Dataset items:

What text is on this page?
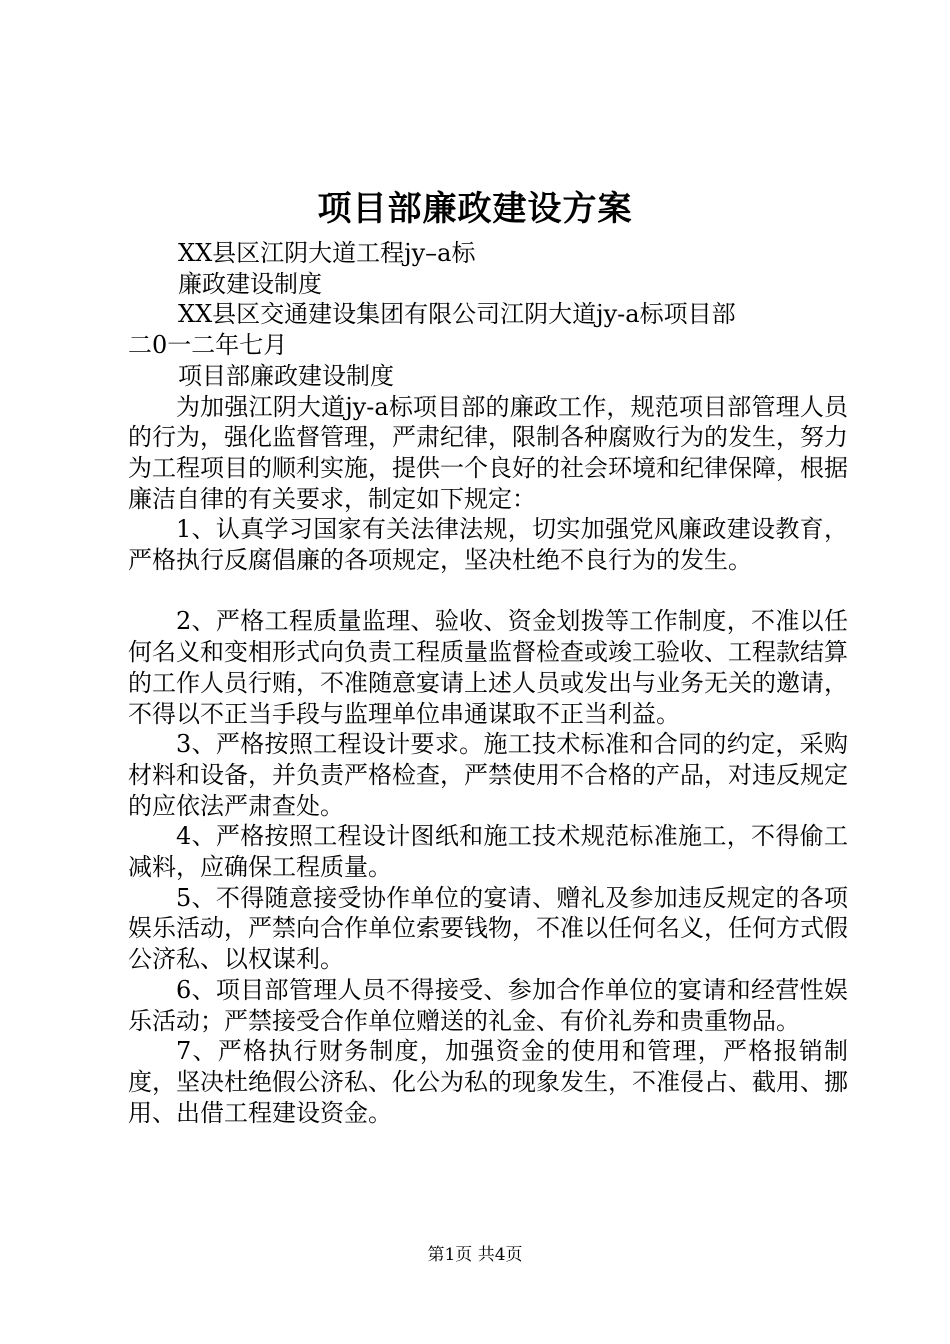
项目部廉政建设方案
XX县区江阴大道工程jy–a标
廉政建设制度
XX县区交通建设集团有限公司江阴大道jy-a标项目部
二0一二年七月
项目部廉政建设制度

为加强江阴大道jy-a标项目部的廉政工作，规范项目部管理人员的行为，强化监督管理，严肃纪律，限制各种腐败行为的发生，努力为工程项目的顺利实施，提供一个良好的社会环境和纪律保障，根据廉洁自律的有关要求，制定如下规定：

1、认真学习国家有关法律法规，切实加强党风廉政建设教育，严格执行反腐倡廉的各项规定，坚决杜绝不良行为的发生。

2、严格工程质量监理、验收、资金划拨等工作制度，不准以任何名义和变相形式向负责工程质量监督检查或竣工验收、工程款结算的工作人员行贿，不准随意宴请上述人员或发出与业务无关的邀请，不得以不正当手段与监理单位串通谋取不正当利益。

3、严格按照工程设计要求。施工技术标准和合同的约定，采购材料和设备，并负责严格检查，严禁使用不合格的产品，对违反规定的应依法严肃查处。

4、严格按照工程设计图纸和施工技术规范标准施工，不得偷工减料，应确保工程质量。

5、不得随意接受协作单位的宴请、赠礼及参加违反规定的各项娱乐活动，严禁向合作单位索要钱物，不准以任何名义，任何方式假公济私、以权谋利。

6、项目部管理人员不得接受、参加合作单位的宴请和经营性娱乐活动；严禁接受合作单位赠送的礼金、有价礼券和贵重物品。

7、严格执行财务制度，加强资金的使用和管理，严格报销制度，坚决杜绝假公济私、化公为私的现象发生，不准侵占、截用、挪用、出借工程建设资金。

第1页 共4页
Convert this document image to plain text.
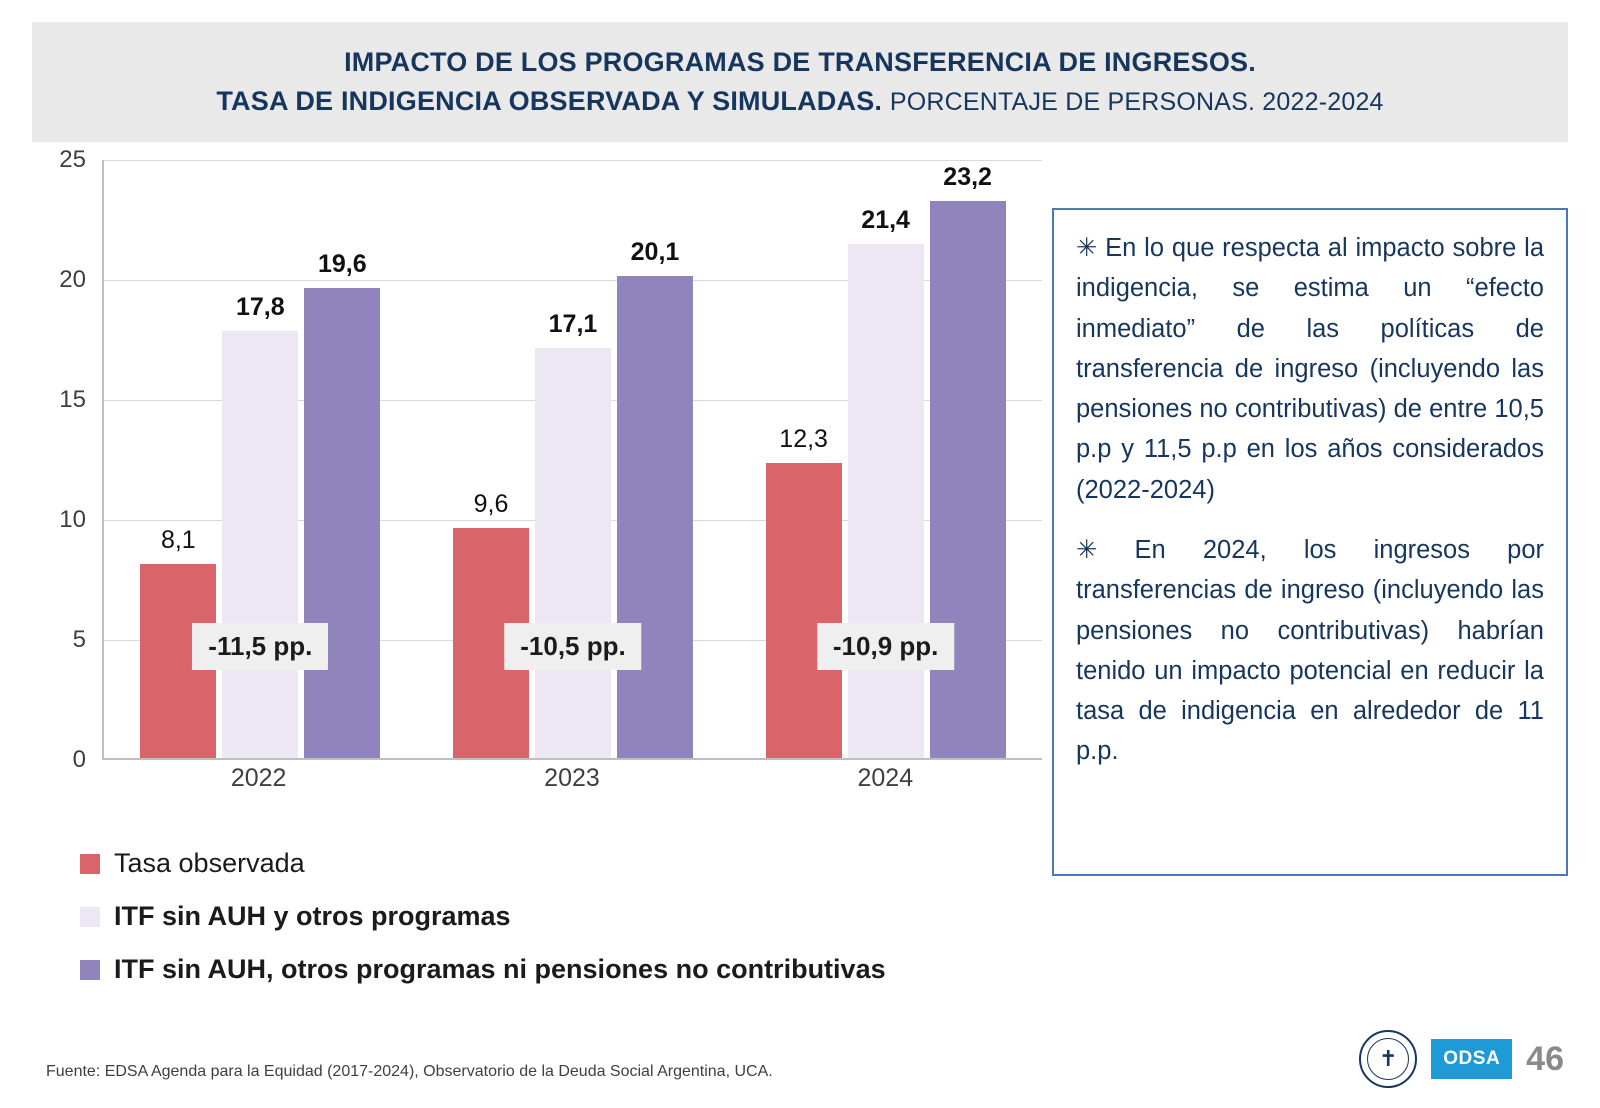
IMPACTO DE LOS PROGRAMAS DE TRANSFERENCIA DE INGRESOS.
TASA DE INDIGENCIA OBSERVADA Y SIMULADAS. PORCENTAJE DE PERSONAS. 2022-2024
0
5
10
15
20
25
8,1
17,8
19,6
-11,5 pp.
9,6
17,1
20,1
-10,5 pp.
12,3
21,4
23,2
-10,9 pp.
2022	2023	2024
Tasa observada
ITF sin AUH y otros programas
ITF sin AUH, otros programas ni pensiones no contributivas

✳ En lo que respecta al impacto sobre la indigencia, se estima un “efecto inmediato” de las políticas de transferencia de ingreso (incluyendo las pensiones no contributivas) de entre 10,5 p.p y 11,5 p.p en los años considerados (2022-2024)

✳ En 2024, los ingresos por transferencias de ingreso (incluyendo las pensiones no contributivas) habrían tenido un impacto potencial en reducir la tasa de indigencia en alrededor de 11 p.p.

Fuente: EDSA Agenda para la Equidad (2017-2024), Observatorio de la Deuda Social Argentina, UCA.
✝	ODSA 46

Written request => Keep only those lines of the records that hold "incluyendo", and return them.

Right answer =>
✳ En lo que respecta al impacto sobre la indigencia, se estima un “efecto inmediato” de las políticas de transferencia de ingreso (incluyendo las pensiones no contributivas) de entre 10,5 p.p y 11,5 p.p en los años considerados (2022-2024)
✳ En 2024, los ingresos por transferencias de ingreso (incluyendo las pensiones no contributivas) habrían tenido un impacto potencial en reducir la tasa de indigencia en alrededor de 11 p.p.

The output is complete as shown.